Collection entries
··········
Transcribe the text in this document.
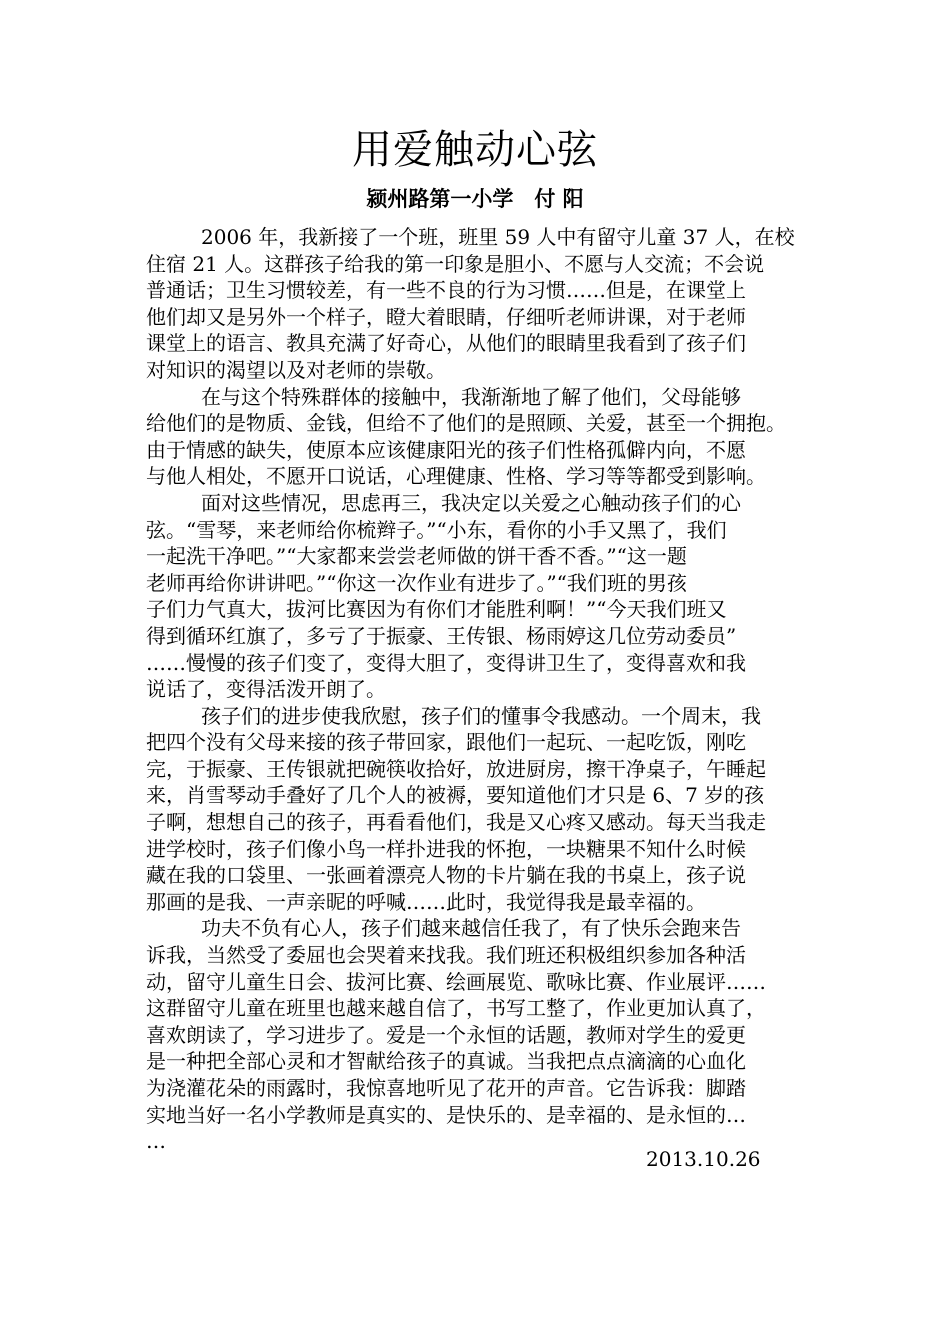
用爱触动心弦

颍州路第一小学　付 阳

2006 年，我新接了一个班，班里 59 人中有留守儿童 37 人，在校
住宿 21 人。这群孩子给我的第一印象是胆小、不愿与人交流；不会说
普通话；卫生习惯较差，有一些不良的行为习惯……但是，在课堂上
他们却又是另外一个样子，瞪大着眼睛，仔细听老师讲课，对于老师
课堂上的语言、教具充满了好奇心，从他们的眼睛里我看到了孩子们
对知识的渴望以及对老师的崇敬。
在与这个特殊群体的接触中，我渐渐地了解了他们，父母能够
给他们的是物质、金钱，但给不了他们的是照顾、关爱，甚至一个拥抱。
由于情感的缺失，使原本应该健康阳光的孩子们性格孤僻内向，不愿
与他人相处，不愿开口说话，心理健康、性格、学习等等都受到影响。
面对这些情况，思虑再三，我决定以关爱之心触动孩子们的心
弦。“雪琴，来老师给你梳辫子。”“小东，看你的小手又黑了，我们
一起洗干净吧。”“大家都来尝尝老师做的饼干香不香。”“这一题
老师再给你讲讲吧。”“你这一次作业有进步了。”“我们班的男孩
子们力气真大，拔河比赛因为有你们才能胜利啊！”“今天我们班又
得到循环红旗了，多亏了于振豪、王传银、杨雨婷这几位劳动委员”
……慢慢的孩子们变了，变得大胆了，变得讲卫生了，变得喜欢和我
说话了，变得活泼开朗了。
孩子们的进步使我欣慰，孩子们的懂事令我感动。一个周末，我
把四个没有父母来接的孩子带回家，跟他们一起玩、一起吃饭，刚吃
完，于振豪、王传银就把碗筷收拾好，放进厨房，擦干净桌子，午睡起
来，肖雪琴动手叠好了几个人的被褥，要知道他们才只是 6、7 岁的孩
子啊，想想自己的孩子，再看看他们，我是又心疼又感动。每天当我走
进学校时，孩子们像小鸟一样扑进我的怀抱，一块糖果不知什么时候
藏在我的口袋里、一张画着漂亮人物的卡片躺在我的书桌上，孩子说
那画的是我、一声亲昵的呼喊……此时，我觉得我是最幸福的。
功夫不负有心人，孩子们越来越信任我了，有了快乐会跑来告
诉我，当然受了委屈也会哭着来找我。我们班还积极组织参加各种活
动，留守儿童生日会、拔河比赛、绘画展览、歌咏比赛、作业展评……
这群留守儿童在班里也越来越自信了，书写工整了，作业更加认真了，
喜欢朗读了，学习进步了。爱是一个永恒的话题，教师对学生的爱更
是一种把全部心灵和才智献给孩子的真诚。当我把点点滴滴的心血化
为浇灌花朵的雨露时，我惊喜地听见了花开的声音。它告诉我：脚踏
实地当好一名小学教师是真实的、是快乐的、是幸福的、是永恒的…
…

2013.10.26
··········
AIM:
Print the complete listing exactly as it stands, without its pictures.

REPLY TO THE TASK:
Transcribe the text in this document.
用爱触动心弦

颍州路第一小学　付 阳

2006 年，我新接了一个班，班里 59 人中有留守儿童 37 人，在校
住宿 21 人。这群孩子给我的第一印象是胆小、不愿与人交流；不会说
普通话；卫生习惯较差，有一些不良的行为习惯……但是，在课堂上
他们却又是另外一个样子，瞪大着眼睛，仔细听老师讲课，对于老师
课堂上的语言、教具充满了好奇心，从他们的眼睛里我看到了孩子们
对知识的渴望以及对老师的崇敬。
在与这个特殊群体的接触中，我渐渐地了解了他们，父母能够
给他们的是物质、金钱，但给不了他们的是照顾、关爱，甚至一个拥抱。
由于情感的缺失，使原本应该健康阳光的孩子们性格孤僻内向，不愿
与他人相处，不愿开口说话，心理健康、性格、学习等等都受到影响。
面对这些情况，思虑再三，我决定以关爱之心触动孩子们的心
弦。“雪琴，来老师给你梳辫子。”“小东，看你的小手又黑了，我们
一起洗干净吧。”“大家都来尝尝老师做的饼干香不香。”“这一题
老师再给你讲讲吧。”“你这一次作业有进步了。”“我们班的男孩
子们力气真大，拔河比赛因为有你们才能胜利啊！”“今天我们班又
得到循环红旗了，多亏了于振豪、王传银、杨雨婷这几位劳动委员”
……慢慢的孩子们变了，变得大胆了，变得讲卫生了，变得喜欢和我
说话了，变得活泼开朗了。
孩子们的进步使我欣慰，孩子们的懂事令我感动。一个周末，我
把四个没有父母来接的孩子带回家，跟他们一起玩、一起吃饭，刚吃
完，于振豪、王传银就把碗筷收拾好，放进厨房，擦干净桌子，午睡起
来，肖雪琴动手叠好了几个人的被褥，要知道他们才只是 6、7 岁的孩
子啊，想想自己的孩子，再看看他们，我是又心疼又感动。每天当我走
进学校时，孩子们像小鸟一样扑进我的怀抱，一块糖果不知什么时候
藏在我的口袋里、一张画着漂亮人物的卡片躺在我的书桌上，孩子说
那画的是我、一声亲昵的呼喊……此时，我觉得我是最幸福的。
功夫不负有心人，孩子们越来越信任我了，有了快乐会跑来告
诉我，当然受了委屈也会哭着来找我。我们班还积极组织参加各种活
动，留守儿童生日会、拔河比赛、绘画展览、歌咏比赛、作业展评……
这群留守儿童在班里也越来越自信了，书写工整了，作业更加认真了，
喜欢朗读了，学习进步了。爱是一个永恒的话题，教师对学生的爱更
是一种把全部心灵和才智献给孩子的真诚。当我把点点滴滴的心血化
为浇灌花朵的雨露时，我惊喜地听见了花开的声音。它告诉我：脚踏
实地当好一名小学教师是真实的、是快乐的、是幸福的、是永恒的…
…

2013.10.26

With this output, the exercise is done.